• _What needs to be done_
Which lines in the records below contain the word "Zuführung"? Copy each one out.

• _Extracted information_
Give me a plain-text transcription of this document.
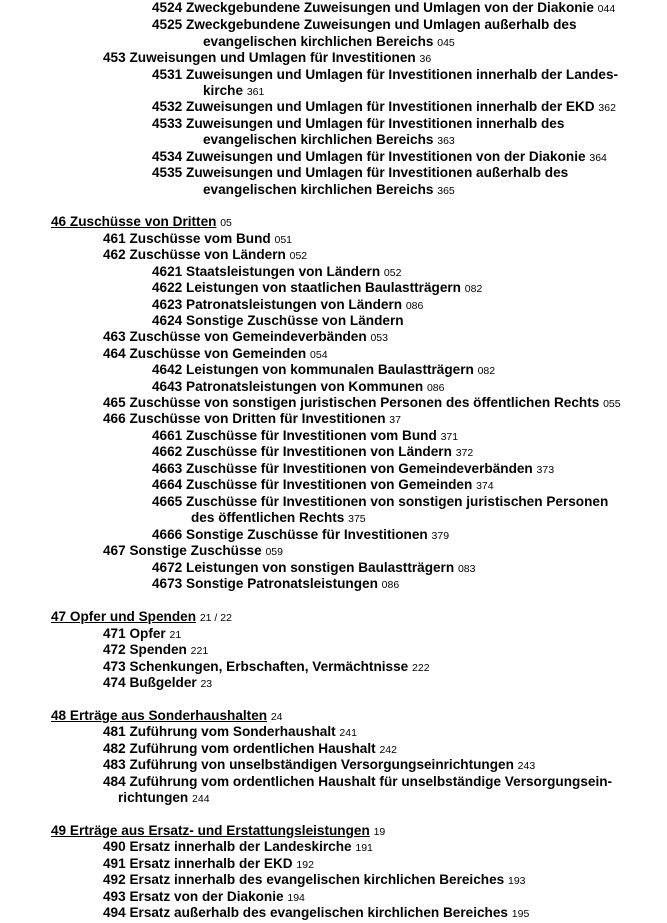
4524 Zweckgebundene Zuweisungen und Umlagen von der Diakonie 044
4525 Zweckgebundene Zuweisungen und Umlagen außerhalb des
evangelischen kirchlichen Bereichs 045
453 Zuweisungen und Umlagen für Investitionen 36
4531 Zuweisungen und Umlagen für Investitionen innerhalb der Landes-
kirche 361
4532 Zuweisungen und Umlagen für Investitionen innerhalb der EKD 362
4533 Zuweisungen und Umlagen für Investitionen innerhalb des
evangelischen kirchlichen Bereichs 363
4534 Zuweisungen und Umlagen für Investitionen von der Diakonie 364
4535 Zuweisungen und Umlagen für Investitionen außerhalb des
evangelischen kirchlichen Bereichs 365
46 Zuschüsse von Dritten 05
461 Zuschüsse vom Bund 051
462 Zuschüsse von Ländern 052
4621 Staatsleistungen von Ländern 052
4622 Leistungen von staatlichen Baulastträgern 082
4623 Patronatsleistungen von Ländern 086
4624 Sonstige Zuschüsse von Ländern
463 Zuschüsse von Gemeindeverbänden 053
464 Zuschüsse von Gemeinden 054
4642 Leistungen von kommunalen Baulastträgern 082
4643 Patronatsleistungen von Kommunen 086
465 Zuschüsse von sonstigen juristischen Personen des öffentlichen Rechts 055
466 Zuschüsse von Dritten für Investitionen 37
4661 Zuschüsse für Investitionen vom Bund 371
4662 Zuschüsse für Investitionen von Ländern 372
4663 Zuschüsse für Investitionen von Gemeindeverbänden 373
4664 Zuschüsse für Investitionen von Gemeinden 374
4665 Zuschüsse für Investitionen von sonstigen juristischen Personen
des öffentlichen Rechts 375
4666 Sonstige Zuschüsse für Investitionen 379
467 Sonstige Zuschüsse 059
4672 Leistungen von sonstigen Baulastträgern 083
4673 Sonstige Patronatsleistungen 086
47 Opfer und Spenden 21 / 22
471 Opfer 21
472 Spenden 221
473 Schenkungen, Erbschaften, Vermächtnisse 222
474 Bußgelder 23
48 Erträge aus Sonderhaushalten 24
481 Zuführung vom Sonderhaushalt 241
482 Zuführung vom ordentlichen Haushalt 242
483 Zuführung von unselbständigen Versorgungseinrichtungen 243
484 Zuführung vom ordentlichen Haushalt für unselbständige Versorgungsein-
richtungen 244
49 Erträge aus Ersatz- und Erstattungsleistungen 19
490 Ersatz innerhalb der Landeskirche 191
491 Ersatz innerhalb der EKD 192
492 Ersatz innerhalb des evangelischen kirchlichen Bereiches 193
493 Ersatz von der Diakonie 194
494 Ersatz außerhalb des evangelischen kirchlichen Bereiches 195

• _Result for this exercise_
481 Zuführung vom Sonderhaushalt 241
482 Zuführung vom ordentlichen Haushalt 242
483 Zuführung von unselbständigen Versorgungseinrichtungen 243
484 Zuführung vom ordentlichen Haushalt für unselbständige Versorgungsein-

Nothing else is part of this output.